-- start of DATA PROVIDED --
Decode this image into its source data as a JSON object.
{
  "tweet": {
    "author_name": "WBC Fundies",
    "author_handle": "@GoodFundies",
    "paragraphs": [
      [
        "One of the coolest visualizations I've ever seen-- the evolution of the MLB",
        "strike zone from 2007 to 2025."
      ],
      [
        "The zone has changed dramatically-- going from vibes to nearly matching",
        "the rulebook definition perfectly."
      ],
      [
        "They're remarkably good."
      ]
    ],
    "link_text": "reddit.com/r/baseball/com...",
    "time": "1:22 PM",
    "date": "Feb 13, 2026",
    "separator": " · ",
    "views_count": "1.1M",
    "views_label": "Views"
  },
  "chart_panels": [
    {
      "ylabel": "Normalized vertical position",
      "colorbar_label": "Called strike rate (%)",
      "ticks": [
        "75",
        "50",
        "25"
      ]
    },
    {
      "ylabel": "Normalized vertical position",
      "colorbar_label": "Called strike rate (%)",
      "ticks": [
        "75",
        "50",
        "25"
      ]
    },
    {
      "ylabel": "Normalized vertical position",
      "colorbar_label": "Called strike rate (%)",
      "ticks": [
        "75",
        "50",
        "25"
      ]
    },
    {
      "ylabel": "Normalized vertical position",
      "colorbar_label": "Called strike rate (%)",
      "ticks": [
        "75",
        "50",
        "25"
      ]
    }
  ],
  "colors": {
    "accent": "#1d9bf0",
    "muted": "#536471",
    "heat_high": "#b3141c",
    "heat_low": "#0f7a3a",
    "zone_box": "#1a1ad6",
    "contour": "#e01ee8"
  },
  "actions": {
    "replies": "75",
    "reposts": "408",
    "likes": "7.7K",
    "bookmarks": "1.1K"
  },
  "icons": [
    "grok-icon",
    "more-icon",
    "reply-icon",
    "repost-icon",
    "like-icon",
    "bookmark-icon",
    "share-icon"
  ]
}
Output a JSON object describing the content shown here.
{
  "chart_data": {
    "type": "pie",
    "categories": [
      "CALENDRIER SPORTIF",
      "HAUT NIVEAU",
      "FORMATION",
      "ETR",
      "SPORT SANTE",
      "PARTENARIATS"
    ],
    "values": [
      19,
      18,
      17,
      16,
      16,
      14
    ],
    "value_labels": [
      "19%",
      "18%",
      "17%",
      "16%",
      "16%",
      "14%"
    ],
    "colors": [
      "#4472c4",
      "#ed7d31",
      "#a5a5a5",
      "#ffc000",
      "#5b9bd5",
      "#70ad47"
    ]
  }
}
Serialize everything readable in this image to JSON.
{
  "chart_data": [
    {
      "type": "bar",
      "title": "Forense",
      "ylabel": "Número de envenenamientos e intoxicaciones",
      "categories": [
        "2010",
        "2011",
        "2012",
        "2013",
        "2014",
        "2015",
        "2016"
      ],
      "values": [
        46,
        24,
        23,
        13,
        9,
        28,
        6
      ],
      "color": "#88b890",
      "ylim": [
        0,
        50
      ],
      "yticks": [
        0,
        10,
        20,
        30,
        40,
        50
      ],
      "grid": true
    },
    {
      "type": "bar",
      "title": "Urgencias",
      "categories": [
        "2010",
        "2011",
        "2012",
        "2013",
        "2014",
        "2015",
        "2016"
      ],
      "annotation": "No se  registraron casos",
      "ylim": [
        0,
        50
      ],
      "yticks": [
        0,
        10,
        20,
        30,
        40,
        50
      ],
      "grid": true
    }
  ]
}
-- end of DATA PROVIDED --
Output the whole listing above again, word for word.

Decode this image into its source data as a JSON object.
{
  "tweet": {
    "author_name": "WBC Fundies",
    "author_handle": "@GoodFundies",
    "paragraphs": [
      [
        "One of the coolest visualizations I've ever seen-- the evolution of the MLB",
        "strike zone from 2007 to 2025."
      ],
      [
        "The zone has changed dramatically-- going from vibes to nearly matching",
        "the rulebook definition perfectly."
      ],
      [
        "They're remarkably good."
      ]
    ],
    "link_text": "reddit.com/r/baseball/com...",
    "time": "1:22 PM",
    "date": "Feb 13, 2026",
    "separator": " · ",
    "views_count": "1.1M",
    "views_label": "Views"
  },
  "chart_panels": [
    {
      "ylabel": "Normalized vertical position",
      "colorbar_label": "Called strike rate (%)",
      "ticks": [
        "75",
        "50",
        "25"
      ]
    },
    {
      "ylabel": "Normalized vertical position",
      "colorbar_label": "Called strike rate (%)",
      "ticks": [
        "75",
        "50",
        "25"
      ]
    },
    {
      "ylabel": "Normalized vertical position",
      "colorbar_label": "Called strike rate (%)",
      "ticks": [
        "75",
        "50",
        "25"
      ]
    },
    {
      "ylabel": "Normalized vertical position",
      "colorbar_label": "Called strike rate (%)",
      "ticks": [
        "75",
        "50",
        "25"
      ]
    }
  ],
  "colors": {
    "accent": "#1d9bf0",
    "muted": "#536471",
    "heat_high": "#b3141c",
    "heat_low": "#0f7a3a",
    "zone_box": "#1a1ad6",
    "contour": "#e01ee8"
  },
  "actions": {
    "replies": "75",
    "reposts": "408",
    "likes": "7.7K",
    "bookmarks": "1.1K"
  },
  "icons": [
    "grok-icon",
    "more-icon",
    "reply-icon",
    "repost-icon",
    "like-icon",
    "bookmark-icon",
    "share-icon"
  ]
}
Output a JSON object describing the content shown here.
{
  "chart_data": {
    "type": "pie",
    "categories": [
      "CALENDRIER SPORTIF",
      "HAUT NIVEAU",
      "FORMATION",
      "ETR",
      "SPORT SANTE",
      "PARTENARIATS"
    ],
    "values": [
      19,
      18,
      17,
      16,
      16,
      14
    ],
    "value_labels": [
      "19%",
      "18%",
      "17%",
      "16%",
      "16%",
      "14%"
    ],
    "colors": [
      "#4472c4",
      "#ed7d31",
      "#a5a5a5",
      "#ffc000",
      "#5b9bd5",
      "#70ad47"
    ]
  }
}
Serialize everything readable in this image to JSON.
{
  "chart_data": [
    {
      "type": "bar",
      "title": "Forense",
      "ylabel": "Número de envenenamientos e intoxicaciones",
      "categories": [
        "2010",
        "2011",
        "2012",
        "2013",
        "2014",
        "2015",
        "2016"
      ],
      "values": [
        46,
        24,
        23,
        13,
        9,
        28,
        6
      ],
      "color": "#88b890",
      "ylim": [
        0,
        50
      ],
      "yticks": [
        0,
        10,
        20,
        30,
        40,
        50
      ],
      "grid": true
    },
    {
      "type": "bar",
      "title": "Urgencias",
      "categories": [
        "2010",
        "2011",
        "2012",
        "2013",
        "2014",
        "2015",
        "2016"
      ],
      "annotation": "No se  registraron casos",
      "ylim": [
        0,
        50
      ],
      "yticks": [
        0,
        10,
        20,
        30,
        40,
        50
      ],
      "grid": true
    }
  ]
}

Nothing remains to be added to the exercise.